| Exercise prompt |
Check every line for the word "Cravens" and state how many lines have it. Reply with the number alone.

Saved entries:
· · · · ·
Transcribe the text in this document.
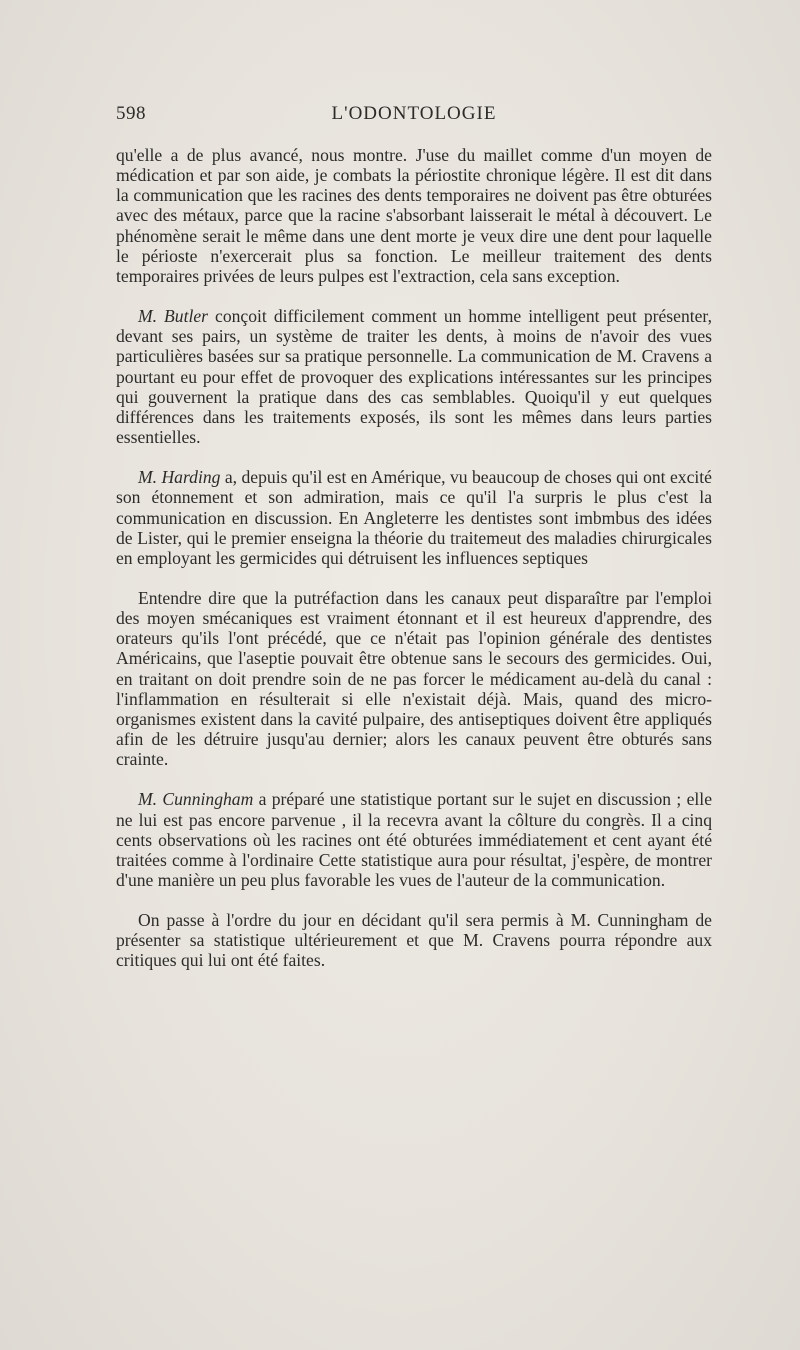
598	L'ODONTOLOGIE

qu'elle a de plus avancé, nous montre. J'use du maillet comme d'un moyen de médication et par son aide, je combats la périostite chronique légère. Il est dit dans la communication que les racines des dents temporaires ne doivent pas être obturées avec des métaux, parce que la racine s'absorbant laisserait le métal à découvert. Le phénomène serait le même dans une dent morte je veux dire une dent pour laquelle le périoste n'exercerait plus sa fonction. Le meilleur traitement des dents temporaires privées de leurs pulpes est l'extraction, cela sans exception.

M. Butler conçoit difficilement comment un homme intelligent peut présenter, devant ses pairs, un système de traiter les dents, à moins de n'avoir des vues particulières basées sur sa pratique personnelle. La communication de M. Cravens a pourtant eu pour effet de provoquer des explications intéressantes sur les principes qui gouvernent la pratique dans des cas semblables. Quoiqu'il y eut quelques différences dans les traitements exposés, ils sont les mêmes dans leurs parties essentielles.

M. Harding a, depuis qu'il est en Amérique, vu beaucoup de choses qui ont excité son étonnement et son admiration, mais ce qu'il l'a surpris le plus c'est la communication en discussion. En Angleterre les dentistes sont imbmbus des idées de Lister, qui le premier enseigna la théorie du traitemeut des maladies chirurgicales en employant les germicides qui détruisent les influences septiques

Entendre dire que la putréfaction dans les canaux peut disparaître par l'emploi des moyen smécaniques est vraiment étonnant et il est heureux d'apprendre, des orateurs qu'ils l'ont précédé, que ce n'était pas l'opinion générale des dentistes Américains, que l'aseptie pouvait être obtenue sans le secours des germicides. Oui, en traitant on doit prendre soin de ne pas forcer le médicament au-delà du canal : l'inflammation en résulterait si elle n'existait déjà. Mais, quand des micro-organismes existent dans la cavité pulpaire, des antiseptiques doivent être appliqués afin de les détruire jusqu'au dernier; alors les canaux peuvent être obturés sans crainte.

M. Cunningham a préparé une statistique portant sur le sujet en discussion ; elle ne lui est pas encore parvenue , il la recevra avant la côlture du congrès. Il a cinq cents observations où les racines ont été obturées immédiatement et cent ayant été traitées comme à l'ordinaire Cette statistique aura pour résultat, j'espère, de montrer d'une manière un peu plus favorable les vues de l'auteur de la communication.

On passe à l'ordre du jour en décidant qu'il sera permis à M. Cunningham de présenter sa statistique ultérieurement et que M. Cravens pourra répondre aux critiques qui lui ont été faites.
· · · · ·
| Full solution |
2